Given task:
How many lines of the material below contain the string "edycji"? Answer with the number and nothing else.
## begin Dataset
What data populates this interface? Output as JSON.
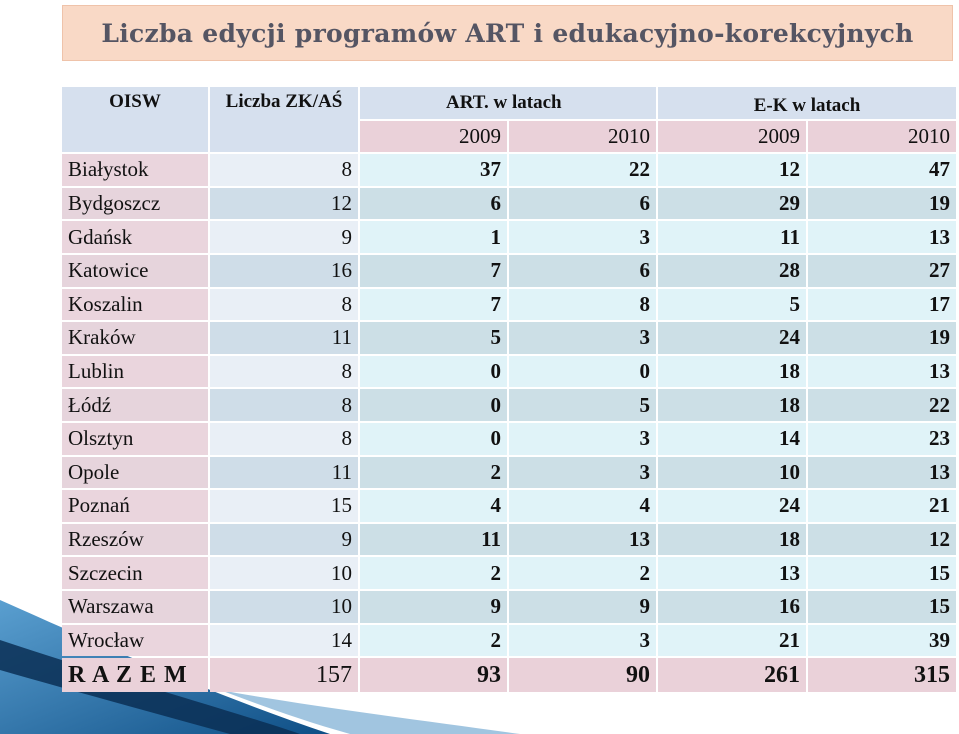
{
  "title": "Liczba edycji programów ART i edukacyjno-korekcyjnych",
  "chart_data": {
    "type": "table",
    "title": "Liczba edycji programów ART i edukacyjno-korekcyjnych",
    "headers": {
      "oisw": "OISW",
      "zk": "Liczba ZK/AŚ",
      "art": "ART. w latach",
      "ek": "E-K w latach",
      "years": [
        "2009",
        "2010",
        "2009",
        "2010"
      ]
    },
    "rows": [
      {
        "name": "Białystok",
        "zk": "8",
        "art2009": "37",
        "art2010": "22",
        "ek2009": "12",
        "ek2010": "47"
      },
      {
        "name": "Bydgoszcz",
        "zk": "12",
        "art2009": "6",
        "art2010": "6",
        "ek2009": "29",
        "ek2010": "19"
      },
      {
        "name": "Gdańsk",
        "zk": "9",
        "art2009": "1",
        "art2010": "3",
        "ek2009": "11",
        "ek2010": "13"
      },
      {
        "name": "Katowice",
        "zk": "16",
        "art2009": "7",
        "art2010": "6",
        "ek2009": "28",
        "ek2010": "27"
      },
      {
        "name": "Koszalin",
        "zk": "8",
        "art2009": "7",
        "art2010": "8",
        "ek2009": "5",
        "ek2010": "17"
      },
      {
        "name": "Kraków",
        "zk": "11",
        "art2009": "5",
        "art2010": "3",
        "ek2009": "24",
        "ek2010": "19"
      },
      {
        "name": "Lublin",
        "zk": "8",
        "art2009": "0",
        "art2010": "0",
        "ek2009": "18",
        "ek2010": "13"
      },
      {
        "name": "Łódź",
        "zk": "8",
        "art2009": "0",
        "art2010": "5",
        "ek2009": "18",
        "ek2010": "22"
      },
      {
        "name": "Olsztyn",
        "zk": "8",
        "art2009": "0",
        "art2010": "3",
        "ek2009": "14",
        "ek2010": "23"
      },
      {
        "name": "Opole",
        "zk": "11",
        "art2009": "2",
        "art2010": "3",
        "ek2009": "10",
        "ek2010": "13"
      },
      {
        "name": "Poznań",
        "zk": "15",
        "art2009": "4",
        "art2010": "4",
        "ek2009": "24",
        "ek2010": "21"
      },
      {
        "name": "Rzeszów",
        "zk": "9",
        "art2009": "11",
        "art2010": "13",
        "ek2009": "18",
        "ek2010": "12"
      },
      {
        "name": "Szczecin",
        "zk": "10",
        "art2009": "2",
        "art2010": "2",
        "ek2009": "13",
        "ek2010": "15"
      },
      {
        "name": "Warszawa",
        "zk": "10",
        "art2009": "9",
        "art2010": "9",
        "ek2009": "16",
        "ek2010": "15"
      },
      {
        "name": "Wrocław",
        "zk": "14",
        "art2009": "2",
        "art2010": "3",
        "ek2009": "21",
        "ek2010": "39"
      }
    ],
    "total": {
      "name": "R A Z E M",
      "zk": "157",
      "art2009": "93",
      "art2010": "90",
      "ek2009": "261",
      "ek2010": "315"
    }
  },
  "colors": {
    "title_bg": "#f9d9c6",
    "header_bg": "#d6e0ee",
    "year_bg": "#ead1d9",
    "cell_light": "#e0f3f8",
    "cell_dark": "#ccdfe6",
    "deco_blue": "#1f6fa5"
  }
}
## end Dataset
Exercise solution:
2